Records for the task:
:::::

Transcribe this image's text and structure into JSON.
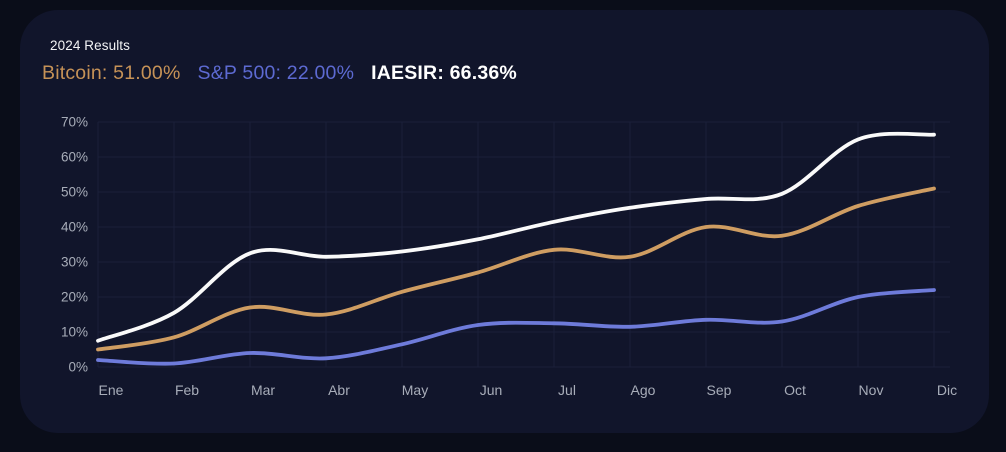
{
  "header": {
    "title": "2024 Results",
    "legend": [
      {
        "name": "Bitcoin",
        "label": "Bitcoin: 51.00%",
        "value": "51.00%",
        "color": "#c69257"
      },
      {
        "name": "S&P 500",
        "label": "S&P 500: 22.00%",
        "value": "22.00%",
        "color": "#5d6ad2"
      },
      {
        "name": "IAESIR",
        "label": "IAESIR: 66.36%",
        "value": "66.36%",
        "color": "#ffffff"
      }
    ]
  },
  "chart_data": {
    "type": "line",
    "title": "2024 Results",
    "categories": [
      "Ene",
      "Feb",
      "Mar",
      "Abr",
      "May",
      "Jun",
      "Jul",
      "Ago",
      "Sep",
      "Oct",
      "Nov",
      "Dic"
    ],
    "series": [
      {
        "name": "S&P 500",
        "color": "#6e7bda",
        "final_value": 22.0,
        "final_label": "22.00%",
        "values": [
          2,
          1,
          4,
          2.5,
          6.5,
          12,
          12.5,
          11.5,
          13.5,
          13,
          20,
          22
        ]
      },
      {
        "name": "Bitcoin",
        "color": "#cf9d62",
        "final_value": 51.0,
        "final_label": "51.00%",
        "values": [
          5,
          8.5,
          17,
          15,
          21.5,
          27,
          33.5,
          31.5,
          40,
          37.5,
          46,
          51
        ]
      },
      {
        "name": "IAESIR",
        "color": "#fafafa",
        "final_value": 66.36,
        "final_label": "66.36%",
        "values": [
          7.5,
          15.5,
          32.5,
          31.5,
          33,
          36.5,
          41.5,
          45.5,
          48,
          49.5,
          65,
          66.36
        ]
      }
    ],
    "xlabel": "",
    "ylabel": "",
    "y_ticks": [
      0,
      10,
      20,
      30,
      40,
      50,
      60,
      70
    ],
    "y_tick_labels": [
      "0%",
      "10%",
      "20%",
      "30%",
      "40%",
      "50%",
      "60%",
      "70%"
    ],
    "ylim": [
      0,
      70
    ],
    "grid": true,
    "smooth": true,
    "legend_position": "top-left"
  },
  "colors": {
    "page_background": "#0a0d19",
    "panel_background": "#11152b",
    "gridline": "#1b2039",
    "axis_label": "#a8adb9",
    "title_text": "#f2f3f5"
  }
}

:::::

Copy every entry exactly as written. Pictures are excluded.

Written solution:
Transcribe this image's text and structure into JSON.
{
  "header": {
    "title": "2024 Results",
    "legend": [
      {
        "name": "Bitcoin",
        "label": "Bitcoin: 51.00%",
        "value": "51.00%",
        "color": "#c69257"
      },
      {
        "name": "S&P 500",
        "label": "S&P 500: 22.00%",
        "value": "22.00%",
        "color": "#5d6ad2"
      },
      {
        "name": "IAESIR",
        "label": "IAESIR: 66.36%",
        "value": "66.36%",
        "color": "#ffffff"
      }
    ]
  },
  "chart_data": {
    "type": "line",
    "title": "2024 Results",
    "categories": [
      "Ene",
      "Feb",
      "Mar",
      "Abr",
      "May",
      "Jun",
      "Jul",
      "Ago",
      "Sep",
      "Oct",
      "Nov",
      "Dic"
    ],
    "series": [
      {
        "name": "S&P 500",
        "color": "#6e7bda",
        "final_value": 22.0,
        "final_label": "22.00%",
        "values": [
          2,
          1,
          4,
          2.5,
          6.5,
          12,
          12.5,
          11.5,
          13.5,
          13,
          20,
          22
        ]
      },
      {
        "name": "Bitcoin",
        "color": "#cf9d62",
        "final_value": 51.0,
        "final_label": "51.00%",
        "values": [
          5,
          8.5,
          17,
          15,
          21.5,
          27,
          33.5,
          31.5,
          40,
          37.5,
          46,
          51
        ]
      },
      {
        "name": "IAESIR",
        "color": "#fafafa",
        "final_value": 66.36,
        "final_label": "66.36%",
        "values": [
          7.5,
          15.5,
          32.5,
          31.5,
          33,
          36.5,
          41.5,
          45.5,
          48,
          49.5,
          65,
          66.36
        ]
      }
    ],
    "xlabel": "",
    "ylabel": "",
    "y_ticks": [
      0,
      10,
      20,
      30,
      40,
      50,
      60,
      70
    ],
    "y_tick_labels": [
      "0%",
      "10%",
      "20%",
      "30%",
      "40%",
      "50%",
      "60%",
      "70%"
    ],
    "ylim": [
      0,
      70
    ],
    "grid": true,
    "smooth": true,
    "legend_position": "top-left"
  },
  "colors": {
    "page_background": "#0a0d19",
    "panel_background": "#11152b",
    "gridline": "#1b2039",
    "axis_label": "#a8adb9",
    "title_text": "#f2f3f5"
  }
}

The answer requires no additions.